→ **WRITTEN REQUEST**: Omit every picture and output the rest of the records exactly as they are.
*** GIVEN INFORMATION
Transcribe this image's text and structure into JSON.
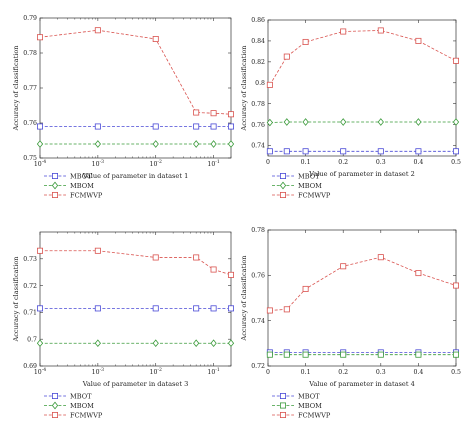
{
  "colors": {
    "MBOT": "#4a4ad6",
    "MBOM": "#3a9a3a",
    "FCMWVP": "#d9534f"
  },
  "chart_data": [
    {
      "type": "line",
      "xscale": "log",
      "xlim": [
        0.0001,
        0.2
      ],
      "ylim": [
        0.75,
        0.79
      ],
      "xticks": [
        0.0001,
        0.001,
        0.01,
        0.1
      ],
      "xtick_labels": [
        "10^-4",
        "10^-3",
        "10^-2",
        "10^-1"
      ],
      "yticks": [
        0.75,
        0.76,
        0.77,
        0.78,
        0.79
      ],
      "ytick_labels": [
        "0.75",
        "0.76",
        "0.77",
        "0.78",
        "0.79"
      ],
      "xlabel": "Value of parameter in dataset 1",
      "ylabel": "Accuracy of classification",
      "x": [
        0.0001,
        0.001,
        0.01,
        0.05,
        0.1,
        0.2
      ],
      "series": [
        {
          "name": "MBOT",
          "marker": "square",
          "values": [
            0.759,
            0.759,
            0.759,
            0.759,
            0.759,
            0.759
          ]
        },
        {
          "name": "MBOM",
          "marker": "diamond",
          "values": [
            0.754,
            0.754,
            0.754,
            0.754,
            0.754,
            0.754
          ]
        },
        {
          "name": "FCMWVP",
          "marker": "square",
          "values": [
            0.7845,
            0.7865,
            0.784,
            0.763,
            0.7628,
            0.7625
          ]
        }
      ]
    },
    {
      "type": "line",
      "xscale": "linear",
      "xlim": [
        0,
        0.5
      ],
      "ylim": [
        0.73,
        0.86
      ],
      "xticks": [
        0,
        0.1,
        0.2,
        0.3,
        0.4,
        0.5
      ],
      "xtick_labels": [
        "0",
        "0.1",
        "0.2",
        "0.3",
        "0.4",
        "0.5"
      ],
      "yticks": [
        0.74,
        0.76,
        0.78,
        0.8,
        0.82,
        0.84,
        0.86
      ],
      "ytick_labels": [
        "0.74",
        "0.76",
        "0.78",
        "0.8",
        "0.82",
        "0.84",
        "0.86"
      ],
      "xlabel": "Value of parameter in dataset 2",
      "ylabel": "Accuracy of classification",
      "x": [
        0.005,
        0.05,
        0.1,
        0.2,
        0.3,
        0.4,
        0.5
      ],
      "series": [
        {
          "name": "MBOT",
          "marker": "square",
          "values": [
            0.7345,
            0.7345,
            0.7345,
            0.7345,
            0.7345,
            0.7345,
            0.7345
          ]
        },
        {
          "name": "MBOM",
          "marker": "diamond",
          "values": [
            0.762,
            0.7625,
            0.7625,
            0.7625,
            0.7625,
            0.7625,
            0.7625
          ]
        },
        {
          "name": "FCMWVP",
          "marker": "square",
          "values": [
            0.798,
            0.825,
            0.839,
            0.849,
            0.85,
            0.84,
            0.821
          ]
        }
      ]
    },
    {
      "type": "line",
      "xscale": "log",
      "xlim": [
        0.0001,
        0.2
      ],
      "ylim": [
        0.69,
        0.74
      ],
      "xticks": [
        0.0001,
        0.001,
        0.01,
        0.1
      ],
      "xtick_labels": [
        "10^-4",
        "10^-3",
        "10^-2",
        "10^-1"
      ],
      "yticks": [
        0.69,
        0.7,
        0.71,
        0.72,
        0.73
      ],
      "ytick_labels": [
        "0.69",
        "0.7",
        "0.71",
        "0.72",
        "0.73"
      ],
      "xlabel": "Value of parameter in dataset 3",
      "ylabel": "Accuracy of classification",
      "x": [
        0.0001,
        0.001,
        0.01,
        0.05,
        0.1,
        0.2
      ],
      "series": [
        {
          "name": "MBOT",
          "marker": "square",
          "values": [
            0.7115,
            0.7115,
            0.7115,
            0.7115,
            0.7115,
            0.7115
          ]
        },
        {
          "name": "MBOM",
          "marker": "diamond",
          "values": [
            0.6985,
            0.6985,
            0.6985,
            0.6985,
            0.6985,
            0.6985
          ]
        },
        {
          "name": "FCMWVP",
          "marker": "square",
          "values": [
            0.733,
            0.733,
            0.7305,
            0.7305,
            0.726,
            0.724
          ]
        }
      ]
    },
    {
      "type": "line",
      "xscale": "linear",
      "xlim": [
        0,
        0.5
      ],
      "ylim": [
        0.72,
        0.78
      ],
      "xticks": [
        0,
        0.1,
        0.2,
        0.3,
        0.4,
        0.5
      ],
      "xtick_labels": [
        "0",
        "0.1",
        "0.2",
        "0.3",
        "0.4",
        "0.5"
      ],
      "yticks": [
        0.72,
        0.74,
        0.76,
        0.78
      ],
      "ytick_labels": [
        "0.72",
        "0.74",
        "0.76",
        "0.78"
      ],
      "xlabel": "Value of parameter in dataset 4",
      "ylabel": "Accuracy of classification",
      "x": [
        0.005,
        0.05,
        0.1,
        0.2,
        0.3,
        0.4,
        0.5
      ],
      "series": [
        {
          "name": "MBOT",
          "marker": "square",
          "values": [
            0.726,
            0.726,
            0.726,
            0.726,
            0.726,
            0.726,
            0.726
          ]
        },
        {
          "name": "MBOM",
          "marker": "square",
          "values": [
            0.725,
            0.725,
            0.725,
            0.725,
            0.725,
            0.725,
            0.725
          ]
        },
        {
          "name": "FCMWVP",
          "marker": "square",
          "values": [
            0.7445,
            0.745,
            0.754,
            0.764,
            0.768,
            0.761,
            0.7555
          ]
        }
      ]
    }
  ]
}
******
→ **OUTPUT OF THE EXERCISE**:
Transcribe this image's text and structure into JSON.
{
  "colors": {
    "MBOT": "#4a4ad6",
    "MBOM": "#3a9a3a",
    "FCMWVP": "#d9534f"
  },
  "chart_data": [
    {
      "type": "line",
      "xscale": "log",
      "xlim": [
        0.0001,
        0.2
      ],
      "ylim": [
        0.75,
        0.79
      ],
      "xticks": [
        0.0001,
        0.001,
        0.01,
        0.1
      ],
      "xtick_labels": [
        "10^-4",
        "10^-3",
        "10^-2",
        "10^-1"
      ],
      "yticks": [
        0.75,
        0.76,
        0.77,
        0.78,
        0.79
      ],
      "ytick_labels": [
        "0.75",
        "0.76",
        "0.77",
        "0.78",
        "0.79"
      ],
      "xlabel": "Value of parameter in dataset 1",
      "ylabel": "Accuracy of classification",
      "x": [
        0.0001,
        0.001,
        0.01,
        0.05,
        0.1,
        0.2
      ],
      "series": [
        {
          "name": "MBOT",
          "marker": "square",
          "values": [
            0.759,
            0.759,
            0.759,
            0.759,
            0.759,
            0.759
          ]
        },
        {
          "name": "MBOM",
          "marker": "diamond",
          "values": [
            0.754,
            0.754,
            0.754,
            0.754,
            0.754,
            0.754
          ]
        },
        {
          "name": "FCMWVP",
          "marker": "square",
          "values": [
            0.7845,
            0.7865,
            0.784,
            0.763,
            0.7628,
            0.7625
          ]
        }
      ]
    },
    {
      "type": "line",
      "xscale": "linear",
      "xlim": [
        0,
        0.5
      ],
      "ylim": [
        0.73,
        0.86
      ],
      "xticks": [
        0,
        0.1,
        0.2,
        0.3,
        0.4,
        0.5
      ],
      "xtick_labels": [
        "0",
        "0.1",
        "0.2",
        "0.3",
        "0.4",
        "0.5"
      ],
      "yticks": [
        0.74,
        0.76,
        0.78,
        0.8,
        0.82,
        0.84,
        0.86
      ],
      "ytick_labels": [
        "0.74",
        "0.76",
        "0.78",
        "0.8",
        "0.82",
        "0.84",
        "0.86"
      ],
      "xlabel": "Value of parameter in dataset 2",
      "ylabel": "Accuracy of classification",
      "x": [
        0.005,
        0.05,
        0.1,
        0.2,
        0.3,
        0.4,
        0.5
      ],
      "series": [
        {
          "name": "MBOT",
          "marker": "square",
          "values": [
            0.7345,
            0.7345,
            0.7345,
            0.7345,
            0.7345,
            0.7345,
            0.7345
          ]
        },
        {
          "name": "MBOM",
          "marker": "diamond",
          "values": [
            0.762,
            0.7625,
            0.7625,
            0.7625,
            0.7625,
            0.7625,
            0.7625
          ]
        },
        {
          "name": "FCMWVP",
          "marker": "square",
          "values": [
            0.798,
            0.825,
            0.839,
            0.849,
            0.85,
            0.84,
            0.821
          ]
        }
      ]
    },
    {
      "type": "line",
      "xscale": "log",
      "xlim": [
        0.0001,
        0.2
      ],
      "ylim": [
        0.69,
        0.74
      ],
      "xticks": [
        0.0001,
        0.001,
        0.01,
        0.1
      ],
      "xtick_labels": [
        "10^-4",
        "10^-3",
        "10^-2",
        "10^-1"
      ],
      "yticks": [
        0.69,
        0.7,
        0.71,
        0.72,
        0.73
      ],
      "ytick_labels": [
        "0.69",
        "0.7",
        "0.71",
        "0.72",
        "0.73"
      ],
      "xlabel": "Value of parameter in dataset 3",
      "ylabel": "Accuracy of classification",
      "x": [
        0.0001,
        0.001,
        0.01,
        0.05,
        0.1,
        0.2
      ],
      "series": [
        {
          "name": "MBOT",
          "marker": "square",
          "values": [
            0.7115,
            0.7115,
            0.7115,
            0.7115,
            0.7115,
            0.7115
          ]
        },
        {
          "name": "MBOM",
          "marker": "diamond",
          "values": [
            0.6985,
            0.6985,
            0.6985,
            0.6985,
            0.6985,
            0.6985
          ]
        },
        {
          "name": "FCMWVP",
          "marker": "square",
          "values": [
            0.733,
            0.733,
            0.7305,
            0.7305,
            0.726,
            0.724
          ]
        }
      ]
    },
    {
      "type": "line",
      "xscale": "linear",
      "xlim": [
        0,
        0.5
      ],
      "ylim": [
        0.72,
        0.78
      ],
      "xticks": [
        0,
        0.1,
        0.2,
        0.3,
        0.4,
        0.5
      ],
      "xtick_labels": [
        "0",
        "0.1",
        "0.2",
        "0.3",
        "0.4",
        "0.5"
      ],
      "yticks": [
        0.72,
        0.74,
        0.76,
        0.78
      ],
      "ytick_labels": [
        "0.72",
        "0.74",
        "0.76",
        "0.78"
      ],
      "xlabel": "Value of parameter in dataset 4",
      "ylabel": "Accuracy of classification",
      "x": [
        0.005,
        0.05,
        0.1,
        0.2,
        0.3,
        0.4,
        0.5
      ],
      "series": [
        {
          "name": "MBOT",
          "marker": "square",
          "values": [
            0.726,
            0.726,
            0.726,
            0.726,
            0.726,
            0.726,
            0.726
          ]
        },
        {
          "name": "MBOM",
          "marker": "square",
          "values": [
            0.725,
            0.725,
            0.725,
            0.725,
            0.725,
            0.725,
            0.725
          ]
        },
        {
          "name": "FCMWVP",
          "marker": "square",
          "values": [
            0.7445,
            0.745,
            0.754,
            0.764,
            0.768,
            0.761,
            0.7555
          ]
        }
      ]
    }
  ]
}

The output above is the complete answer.